### Objective
Check every line below for the string "browser", and copy the lines that contain it.

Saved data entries
============================================================

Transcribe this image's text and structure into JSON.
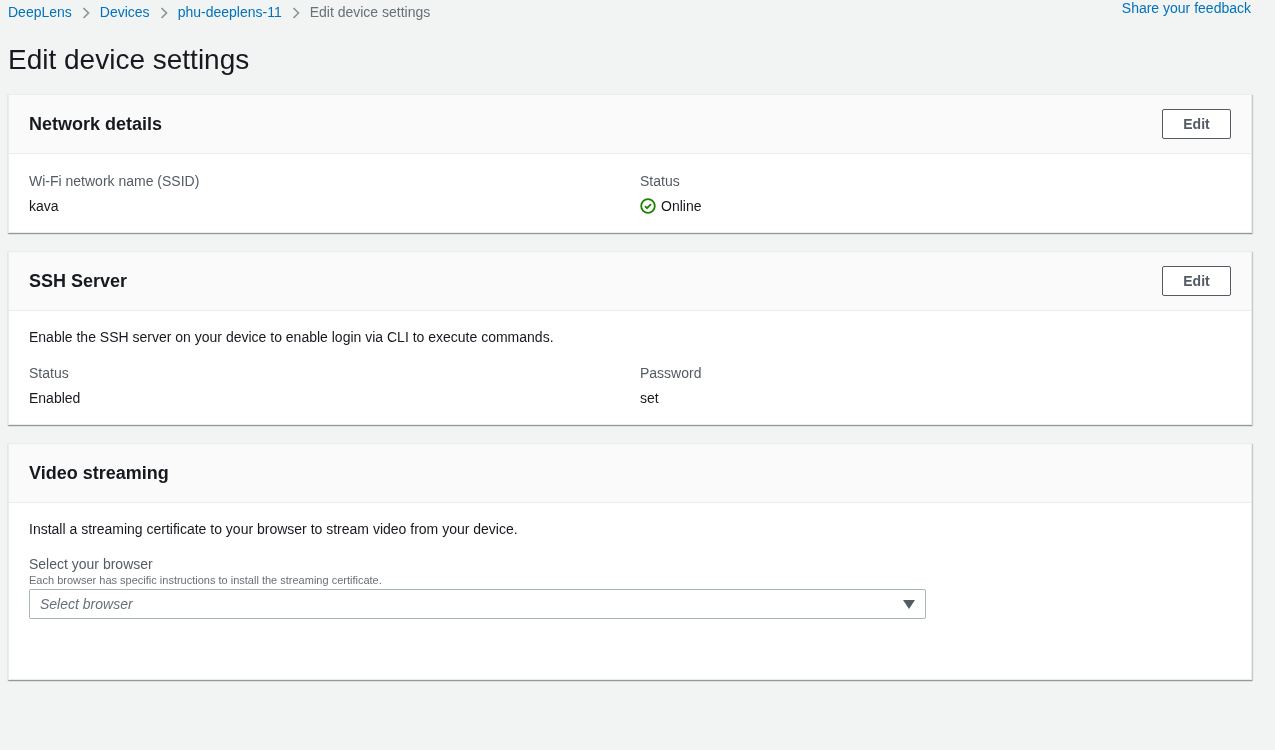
{
  "breadcrumbs": [
    {
      "label": "DeepLens",
      "kind": "link"
    },
    {
      "label": "Devices",
      "kind": "link"
    },
    {
      "label": "phu-deeplens-11",
      "kind": "link"
    },
    {
      "label": "Edit device settings",
      "kind": "current"
    }
  ],
  "feedback_link": "Share your feedback",
  "title": "Edit device settings",
  "panels": [
    {
      "title": "Network details",
      "edit_button": "Edit",
      "fields": [
        {
          "label": "Wi-Fi network name (SSID)",
          "value": "kava",
          "kind": "text"
        },
        {
          "label": "Status",
          "value": "Online",
          "kind": "success"
        }
      ]
    },
    {
      "title": "SSH Server",
      "edit_button": "Edit",
      "description": "Enable the SSH server on your device to enable login via CLI to execute commands.",
      "fields": [
        {
          "label": "Status",
          "value": "Enabled"
        },
        {
          "label": "Password",
          "value": "set"
        }
      ]
    },
    {
      "title": "Video streaming",
      "description": "Install a streaming certificate to your browser to stream video from your device.",
      "select": {
        "label": "Select your browser",
        "hint": "Each browser has specific instructions to install the streaming certificate.",
        "placeholder": "Select browser"
      }
    }
  ]
}
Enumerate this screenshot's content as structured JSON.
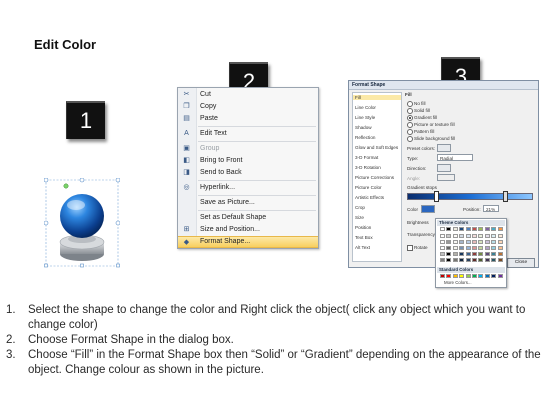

============================================================

### Exercise result
      "description": "Install a streaming certificate to your browser to stream video from your device.",
        "label": "Select your browser",
        "hint": "Each browser has specific instructions to install the streaming certificate.",
        "placeholder": "Select browser"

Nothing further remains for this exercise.